(Data entries)
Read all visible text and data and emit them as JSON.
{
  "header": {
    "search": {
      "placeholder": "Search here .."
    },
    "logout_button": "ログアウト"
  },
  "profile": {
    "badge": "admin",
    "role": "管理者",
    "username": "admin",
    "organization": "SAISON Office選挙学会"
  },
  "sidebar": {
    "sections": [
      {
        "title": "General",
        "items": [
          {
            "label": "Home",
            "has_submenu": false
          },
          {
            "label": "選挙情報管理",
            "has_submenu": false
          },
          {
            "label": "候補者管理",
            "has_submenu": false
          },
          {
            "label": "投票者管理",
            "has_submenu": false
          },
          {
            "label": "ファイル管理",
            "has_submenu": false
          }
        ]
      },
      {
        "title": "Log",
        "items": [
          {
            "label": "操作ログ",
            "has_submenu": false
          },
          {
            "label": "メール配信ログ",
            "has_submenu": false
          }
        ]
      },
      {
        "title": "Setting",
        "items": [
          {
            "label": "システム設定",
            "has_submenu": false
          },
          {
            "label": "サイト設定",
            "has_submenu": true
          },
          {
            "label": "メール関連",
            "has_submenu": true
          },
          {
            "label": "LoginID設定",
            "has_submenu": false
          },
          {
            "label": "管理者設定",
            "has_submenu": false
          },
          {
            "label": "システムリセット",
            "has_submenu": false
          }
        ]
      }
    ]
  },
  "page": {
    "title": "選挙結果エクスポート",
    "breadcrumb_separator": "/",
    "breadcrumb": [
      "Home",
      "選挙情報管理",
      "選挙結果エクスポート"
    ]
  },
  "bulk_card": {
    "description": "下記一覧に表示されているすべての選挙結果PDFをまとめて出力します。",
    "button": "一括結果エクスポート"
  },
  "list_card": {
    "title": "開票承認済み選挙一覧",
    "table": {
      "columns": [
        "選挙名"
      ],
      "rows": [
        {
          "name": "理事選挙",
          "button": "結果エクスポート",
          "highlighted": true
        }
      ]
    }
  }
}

[Instruction]
Write out the full listing, keeping every line exactly as it is.

[Solution to this exercise]
Read all visible text and data and emit them as JSON.
{
  "header": {
    "search": {
      "placeholder": "Search here .."
    },
    "logout_button": "ログアウト"
  },
  "profile": {
    "badge": "admin",
    "role": "管理者",
    "username": "admin",
    "organization": "SAISON Office選挙学会"
  },
  "sidebar": {
    "sections": [
      {
        "title": "General",
        "items": [
          {
            "label": "Home",
            "has_submenu": false
          },
          {
            "label": "選挙情報管理",
            "has_submenu": false
          },
          {
            "label": "候補者管理",
            "has_submenu": false
          },
          {
            "label": "投票者管理",
            "has_submenu": false
          },
          {
            "label": "ファイル管理",
            "has_submenu": false
          }
        ]
      },
      {
        "title": "Log",
        "items": [
          {
            "label": "操作ログ",
            "has_submenu": false
          },
          {
            "label": "メール配信ログ",
            "has_submenu": false
          }
        ]
      },
      {
        "title": "Setting",
        "items": [
          {
            "label": "システム設定",
            "has_submenu": false
          },
          {
            "label": "サイト設定",
            "has_submenu": true
          },
          {
            "label": "メール関連",
            "has_submenu": true
          },
          {
            "label": "LoginID設定",
            "has_submenu": false
          },
          {
            "label": "管理者設定",
            "has_submenu": false
          },
          {
            "label": "システムリセット",
            "has_submenu": false
          }
        ]
      }
    ]
  },
  "page": {
    "title": "選挙結果エクスポート",
    "breadcrumb_separator": "/",
    "breadcrumb": [
      "Home",
      "選挙情報管理",
      "選挙結果エクスポート"
    ]
  },
  "bulk_card": {
    "description": "下記一覧に表示されているすべての選挙結果PDFをまとめて出力します。",
    "button": "一括結果エクスポート"
  },
  "list_card": {
    "title": "開票承認済み選挙一覧",
    "table": {
      "columns": [
        "選挙名"
      ],
      "rows": [
        {
          "name": "理事選挙",
          "button": "結果エクスポート",
          "highlighted": true
        }
      ]
    }
  }
}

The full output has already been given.